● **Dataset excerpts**
____

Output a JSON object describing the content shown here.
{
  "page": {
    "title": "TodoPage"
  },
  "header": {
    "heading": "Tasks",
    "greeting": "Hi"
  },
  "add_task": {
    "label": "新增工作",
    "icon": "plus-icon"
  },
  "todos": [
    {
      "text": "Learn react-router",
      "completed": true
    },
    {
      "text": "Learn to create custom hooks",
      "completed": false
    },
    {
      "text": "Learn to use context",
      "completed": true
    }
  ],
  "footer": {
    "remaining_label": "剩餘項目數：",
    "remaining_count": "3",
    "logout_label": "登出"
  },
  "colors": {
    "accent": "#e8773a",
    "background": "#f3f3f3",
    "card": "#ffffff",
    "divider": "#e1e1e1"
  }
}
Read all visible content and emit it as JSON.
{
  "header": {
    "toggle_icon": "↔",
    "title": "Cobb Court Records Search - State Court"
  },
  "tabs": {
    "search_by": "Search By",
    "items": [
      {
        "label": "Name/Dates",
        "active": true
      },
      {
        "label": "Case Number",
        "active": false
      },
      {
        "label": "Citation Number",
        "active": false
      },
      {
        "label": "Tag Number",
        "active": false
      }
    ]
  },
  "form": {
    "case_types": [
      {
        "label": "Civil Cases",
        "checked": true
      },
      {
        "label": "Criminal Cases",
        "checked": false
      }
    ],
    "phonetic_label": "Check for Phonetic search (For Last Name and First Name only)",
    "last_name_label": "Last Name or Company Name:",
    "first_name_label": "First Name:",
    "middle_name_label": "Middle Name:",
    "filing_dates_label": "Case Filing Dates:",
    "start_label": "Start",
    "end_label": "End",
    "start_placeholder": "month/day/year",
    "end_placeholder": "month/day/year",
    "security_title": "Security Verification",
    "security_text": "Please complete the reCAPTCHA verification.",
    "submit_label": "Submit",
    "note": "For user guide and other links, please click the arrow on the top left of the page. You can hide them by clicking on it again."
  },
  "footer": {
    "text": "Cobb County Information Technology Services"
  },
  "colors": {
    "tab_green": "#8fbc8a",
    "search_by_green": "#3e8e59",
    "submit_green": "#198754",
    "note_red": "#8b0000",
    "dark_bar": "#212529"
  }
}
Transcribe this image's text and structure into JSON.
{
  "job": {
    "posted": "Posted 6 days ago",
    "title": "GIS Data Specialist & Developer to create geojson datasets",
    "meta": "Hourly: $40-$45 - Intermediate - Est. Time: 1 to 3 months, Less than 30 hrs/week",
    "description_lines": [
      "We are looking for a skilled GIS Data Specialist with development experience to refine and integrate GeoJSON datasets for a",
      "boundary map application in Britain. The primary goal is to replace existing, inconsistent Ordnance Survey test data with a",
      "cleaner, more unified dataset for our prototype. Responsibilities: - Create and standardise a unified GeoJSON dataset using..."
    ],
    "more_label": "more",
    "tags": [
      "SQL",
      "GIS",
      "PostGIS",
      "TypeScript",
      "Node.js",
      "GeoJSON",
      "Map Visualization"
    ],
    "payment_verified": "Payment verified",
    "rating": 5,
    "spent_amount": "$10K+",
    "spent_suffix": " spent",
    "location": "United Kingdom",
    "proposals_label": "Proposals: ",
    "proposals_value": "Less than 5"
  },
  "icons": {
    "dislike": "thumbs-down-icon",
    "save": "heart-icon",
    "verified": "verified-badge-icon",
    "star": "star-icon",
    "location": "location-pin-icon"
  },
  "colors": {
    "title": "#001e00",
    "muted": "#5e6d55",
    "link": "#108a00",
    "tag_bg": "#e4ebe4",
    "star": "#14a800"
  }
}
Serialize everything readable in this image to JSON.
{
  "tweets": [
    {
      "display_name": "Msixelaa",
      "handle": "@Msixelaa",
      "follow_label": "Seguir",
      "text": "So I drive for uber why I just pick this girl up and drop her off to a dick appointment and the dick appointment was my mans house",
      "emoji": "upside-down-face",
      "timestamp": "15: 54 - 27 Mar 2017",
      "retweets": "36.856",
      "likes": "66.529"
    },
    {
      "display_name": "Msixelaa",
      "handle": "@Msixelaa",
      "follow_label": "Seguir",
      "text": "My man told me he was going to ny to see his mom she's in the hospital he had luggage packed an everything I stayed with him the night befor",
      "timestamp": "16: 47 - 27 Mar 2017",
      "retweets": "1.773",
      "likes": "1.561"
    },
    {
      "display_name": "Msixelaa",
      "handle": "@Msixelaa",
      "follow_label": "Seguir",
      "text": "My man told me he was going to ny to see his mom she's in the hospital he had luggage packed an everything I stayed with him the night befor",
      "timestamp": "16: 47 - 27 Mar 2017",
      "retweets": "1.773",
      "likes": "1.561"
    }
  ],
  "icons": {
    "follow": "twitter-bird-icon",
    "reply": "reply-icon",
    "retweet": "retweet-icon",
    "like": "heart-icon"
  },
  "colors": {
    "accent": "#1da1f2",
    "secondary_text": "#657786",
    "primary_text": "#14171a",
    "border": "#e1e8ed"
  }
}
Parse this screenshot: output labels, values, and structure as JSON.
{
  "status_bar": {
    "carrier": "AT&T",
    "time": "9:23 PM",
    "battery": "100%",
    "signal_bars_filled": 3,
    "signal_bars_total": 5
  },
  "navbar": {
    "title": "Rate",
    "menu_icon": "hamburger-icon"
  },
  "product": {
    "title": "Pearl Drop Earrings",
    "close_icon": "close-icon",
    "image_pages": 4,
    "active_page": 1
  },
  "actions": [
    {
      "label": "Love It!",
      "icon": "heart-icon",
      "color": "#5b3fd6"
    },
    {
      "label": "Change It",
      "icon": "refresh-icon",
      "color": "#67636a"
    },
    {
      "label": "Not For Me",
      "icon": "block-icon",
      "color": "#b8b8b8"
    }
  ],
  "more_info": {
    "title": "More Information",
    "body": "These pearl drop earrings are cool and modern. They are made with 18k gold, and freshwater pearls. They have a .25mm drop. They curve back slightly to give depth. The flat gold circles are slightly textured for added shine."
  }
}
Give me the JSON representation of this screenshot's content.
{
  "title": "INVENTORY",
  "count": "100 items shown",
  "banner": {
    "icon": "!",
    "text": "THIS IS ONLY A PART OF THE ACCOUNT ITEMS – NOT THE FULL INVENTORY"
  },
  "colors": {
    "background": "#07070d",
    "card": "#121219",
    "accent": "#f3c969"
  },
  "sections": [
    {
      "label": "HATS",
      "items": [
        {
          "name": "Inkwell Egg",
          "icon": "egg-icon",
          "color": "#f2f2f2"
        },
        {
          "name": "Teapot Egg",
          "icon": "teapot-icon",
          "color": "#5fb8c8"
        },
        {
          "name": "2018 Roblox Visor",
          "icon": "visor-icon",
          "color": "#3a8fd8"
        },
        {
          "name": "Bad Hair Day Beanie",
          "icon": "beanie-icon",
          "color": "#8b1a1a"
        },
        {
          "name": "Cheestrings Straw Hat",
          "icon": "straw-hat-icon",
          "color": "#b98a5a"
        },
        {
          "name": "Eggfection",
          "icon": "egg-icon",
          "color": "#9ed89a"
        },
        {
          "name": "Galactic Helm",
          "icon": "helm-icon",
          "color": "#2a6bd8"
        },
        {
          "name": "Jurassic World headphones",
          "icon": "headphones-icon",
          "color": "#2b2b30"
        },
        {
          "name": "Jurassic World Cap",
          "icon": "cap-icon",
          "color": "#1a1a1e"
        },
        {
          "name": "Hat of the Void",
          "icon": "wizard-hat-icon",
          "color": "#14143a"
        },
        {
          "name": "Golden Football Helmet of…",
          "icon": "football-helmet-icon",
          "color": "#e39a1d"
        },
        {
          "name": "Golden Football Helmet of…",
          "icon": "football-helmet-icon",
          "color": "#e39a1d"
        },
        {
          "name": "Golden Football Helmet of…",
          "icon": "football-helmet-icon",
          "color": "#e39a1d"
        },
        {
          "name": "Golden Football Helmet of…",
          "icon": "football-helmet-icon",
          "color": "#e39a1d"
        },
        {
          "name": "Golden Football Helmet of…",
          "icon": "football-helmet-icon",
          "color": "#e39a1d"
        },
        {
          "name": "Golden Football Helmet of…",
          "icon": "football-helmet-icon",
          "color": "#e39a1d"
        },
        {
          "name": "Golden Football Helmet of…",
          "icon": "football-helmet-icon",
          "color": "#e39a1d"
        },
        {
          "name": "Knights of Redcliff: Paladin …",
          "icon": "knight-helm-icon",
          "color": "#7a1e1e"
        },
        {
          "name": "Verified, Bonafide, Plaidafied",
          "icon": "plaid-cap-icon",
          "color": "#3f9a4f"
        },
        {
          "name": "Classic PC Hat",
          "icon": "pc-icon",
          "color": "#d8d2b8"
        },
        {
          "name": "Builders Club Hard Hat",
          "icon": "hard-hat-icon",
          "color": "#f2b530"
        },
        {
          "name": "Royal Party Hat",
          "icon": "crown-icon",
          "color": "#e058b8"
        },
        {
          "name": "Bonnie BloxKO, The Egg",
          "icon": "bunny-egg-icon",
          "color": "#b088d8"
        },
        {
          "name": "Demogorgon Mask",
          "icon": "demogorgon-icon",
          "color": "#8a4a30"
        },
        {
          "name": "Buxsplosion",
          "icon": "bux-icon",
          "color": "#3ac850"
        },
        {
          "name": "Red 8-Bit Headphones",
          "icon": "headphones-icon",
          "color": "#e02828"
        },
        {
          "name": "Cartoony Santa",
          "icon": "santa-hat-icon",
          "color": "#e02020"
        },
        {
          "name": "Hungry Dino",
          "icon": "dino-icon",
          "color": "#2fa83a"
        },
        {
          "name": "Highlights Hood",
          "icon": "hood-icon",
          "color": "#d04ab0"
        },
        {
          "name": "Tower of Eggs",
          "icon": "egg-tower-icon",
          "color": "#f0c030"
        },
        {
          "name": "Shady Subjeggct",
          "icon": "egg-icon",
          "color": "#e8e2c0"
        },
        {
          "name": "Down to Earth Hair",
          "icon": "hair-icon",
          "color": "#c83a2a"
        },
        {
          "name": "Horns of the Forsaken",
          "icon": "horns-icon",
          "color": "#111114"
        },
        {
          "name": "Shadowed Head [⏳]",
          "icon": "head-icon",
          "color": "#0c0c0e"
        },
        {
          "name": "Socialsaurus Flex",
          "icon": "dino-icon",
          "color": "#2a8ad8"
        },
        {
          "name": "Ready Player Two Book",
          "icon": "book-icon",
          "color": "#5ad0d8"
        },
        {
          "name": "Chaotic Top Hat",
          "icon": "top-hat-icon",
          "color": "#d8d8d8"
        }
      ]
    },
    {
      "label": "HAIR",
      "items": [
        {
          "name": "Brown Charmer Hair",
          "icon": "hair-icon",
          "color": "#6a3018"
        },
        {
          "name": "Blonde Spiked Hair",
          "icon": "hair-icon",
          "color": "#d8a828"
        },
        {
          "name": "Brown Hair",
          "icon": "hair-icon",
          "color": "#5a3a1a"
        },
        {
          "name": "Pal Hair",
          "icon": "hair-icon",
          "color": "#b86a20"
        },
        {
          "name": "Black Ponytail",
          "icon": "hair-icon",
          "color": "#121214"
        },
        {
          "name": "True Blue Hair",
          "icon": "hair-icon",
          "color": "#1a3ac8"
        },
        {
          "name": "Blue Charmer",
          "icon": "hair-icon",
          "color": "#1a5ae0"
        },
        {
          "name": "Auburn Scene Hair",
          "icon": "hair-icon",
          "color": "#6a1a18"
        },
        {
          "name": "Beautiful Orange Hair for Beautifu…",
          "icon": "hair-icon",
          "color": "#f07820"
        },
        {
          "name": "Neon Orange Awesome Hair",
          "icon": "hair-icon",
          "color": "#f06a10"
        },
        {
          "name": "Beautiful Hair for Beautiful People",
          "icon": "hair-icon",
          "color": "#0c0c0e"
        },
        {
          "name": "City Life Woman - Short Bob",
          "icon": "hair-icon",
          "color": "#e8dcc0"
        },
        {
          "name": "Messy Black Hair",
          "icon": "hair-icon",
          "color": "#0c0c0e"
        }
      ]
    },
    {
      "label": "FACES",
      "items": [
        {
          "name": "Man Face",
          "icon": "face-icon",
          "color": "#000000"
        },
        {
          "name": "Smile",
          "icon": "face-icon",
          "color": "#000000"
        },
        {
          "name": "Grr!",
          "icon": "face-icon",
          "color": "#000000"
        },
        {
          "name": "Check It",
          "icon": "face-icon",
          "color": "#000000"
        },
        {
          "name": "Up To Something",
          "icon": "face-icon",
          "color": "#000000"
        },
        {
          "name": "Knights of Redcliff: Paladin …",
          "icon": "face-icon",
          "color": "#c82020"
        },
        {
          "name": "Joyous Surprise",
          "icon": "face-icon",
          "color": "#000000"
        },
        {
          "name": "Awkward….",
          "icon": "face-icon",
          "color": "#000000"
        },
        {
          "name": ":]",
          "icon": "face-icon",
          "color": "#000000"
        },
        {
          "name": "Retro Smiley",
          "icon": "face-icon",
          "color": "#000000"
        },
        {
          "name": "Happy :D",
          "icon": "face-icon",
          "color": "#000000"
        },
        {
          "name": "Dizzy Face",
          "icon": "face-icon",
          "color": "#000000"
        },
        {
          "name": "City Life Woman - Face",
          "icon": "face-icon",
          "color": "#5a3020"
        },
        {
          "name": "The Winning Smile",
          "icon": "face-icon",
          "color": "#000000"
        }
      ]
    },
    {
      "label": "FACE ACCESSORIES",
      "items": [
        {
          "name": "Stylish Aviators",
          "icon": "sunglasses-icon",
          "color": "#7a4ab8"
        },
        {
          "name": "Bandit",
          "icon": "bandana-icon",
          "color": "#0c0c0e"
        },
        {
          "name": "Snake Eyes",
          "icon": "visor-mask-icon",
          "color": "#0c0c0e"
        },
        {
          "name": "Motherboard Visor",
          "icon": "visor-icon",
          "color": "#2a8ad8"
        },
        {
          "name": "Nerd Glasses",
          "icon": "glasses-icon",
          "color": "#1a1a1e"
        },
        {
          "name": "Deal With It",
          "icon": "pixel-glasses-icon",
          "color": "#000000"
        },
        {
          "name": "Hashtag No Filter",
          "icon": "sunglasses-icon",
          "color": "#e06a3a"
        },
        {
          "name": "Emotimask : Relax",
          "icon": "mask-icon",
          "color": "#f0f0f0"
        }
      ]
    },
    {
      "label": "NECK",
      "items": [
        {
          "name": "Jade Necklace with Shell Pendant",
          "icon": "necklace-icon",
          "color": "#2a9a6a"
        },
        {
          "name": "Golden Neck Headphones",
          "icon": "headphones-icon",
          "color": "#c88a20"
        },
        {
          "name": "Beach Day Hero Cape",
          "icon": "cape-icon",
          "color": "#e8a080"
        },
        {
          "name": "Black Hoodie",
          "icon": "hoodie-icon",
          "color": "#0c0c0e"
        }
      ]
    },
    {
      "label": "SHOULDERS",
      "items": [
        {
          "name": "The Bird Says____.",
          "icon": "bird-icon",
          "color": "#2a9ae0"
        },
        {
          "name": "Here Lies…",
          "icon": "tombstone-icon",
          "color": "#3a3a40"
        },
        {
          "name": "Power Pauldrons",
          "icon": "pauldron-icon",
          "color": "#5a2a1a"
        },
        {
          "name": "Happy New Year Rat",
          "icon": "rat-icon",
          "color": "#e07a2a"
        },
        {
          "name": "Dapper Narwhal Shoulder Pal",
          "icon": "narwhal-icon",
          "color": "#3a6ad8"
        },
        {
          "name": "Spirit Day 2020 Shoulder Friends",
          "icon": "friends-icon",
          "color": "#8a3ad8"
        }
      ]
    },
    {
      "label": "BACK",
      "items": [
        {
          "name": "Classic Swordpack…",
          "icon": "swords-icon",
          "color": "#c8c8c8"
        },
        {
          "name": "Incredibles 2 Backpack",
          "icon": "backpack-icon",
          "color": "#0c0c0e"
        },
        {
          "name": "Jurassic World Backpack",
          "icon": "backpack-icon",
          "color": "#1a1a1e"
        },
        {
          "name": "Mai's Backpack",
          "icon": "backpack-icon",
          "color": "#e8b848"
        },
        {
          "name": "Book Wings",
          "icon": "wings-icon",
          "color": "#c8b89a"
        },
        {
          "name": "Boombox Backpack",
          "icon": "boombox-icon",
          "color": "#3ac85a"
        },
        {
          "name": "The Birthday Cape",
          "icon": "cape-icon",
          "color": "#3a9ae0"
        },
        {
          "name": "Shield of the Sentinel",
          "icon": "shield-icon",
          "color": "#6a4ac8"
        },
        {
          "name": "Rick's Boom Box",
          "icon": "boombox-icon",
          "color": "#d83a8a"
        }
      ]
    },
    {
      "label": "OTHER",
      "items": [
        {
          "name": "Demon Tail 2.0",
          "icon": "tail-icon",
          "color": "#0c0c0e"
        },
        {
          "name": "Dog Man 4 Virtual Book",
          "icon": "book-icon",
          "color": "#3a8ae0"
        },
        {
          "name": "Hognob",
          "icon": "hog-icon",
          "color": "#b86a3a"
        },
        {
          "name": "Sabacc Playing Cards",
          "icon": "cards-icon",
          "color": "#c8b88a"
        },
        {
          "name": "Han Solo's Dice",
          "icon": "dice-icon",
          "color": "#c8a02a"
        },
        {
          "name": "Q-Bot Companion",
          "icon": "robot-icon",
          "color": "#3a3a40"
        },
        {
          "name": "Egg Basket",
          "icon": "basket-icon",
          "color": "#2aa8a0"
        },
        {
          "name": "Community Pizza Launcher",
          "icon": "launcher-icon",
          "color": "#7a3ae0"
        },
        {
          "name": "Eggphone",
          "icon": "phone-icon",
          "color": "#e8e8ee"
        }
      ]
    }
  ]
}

____

● **What to produce**
Scan the entries above. Copy each line that has the string "Orange".

● **Problem solution**
          "name": "Beautiful Orange Hair for Beautifu…",
          "name": "Neon Orange Awesome Hair",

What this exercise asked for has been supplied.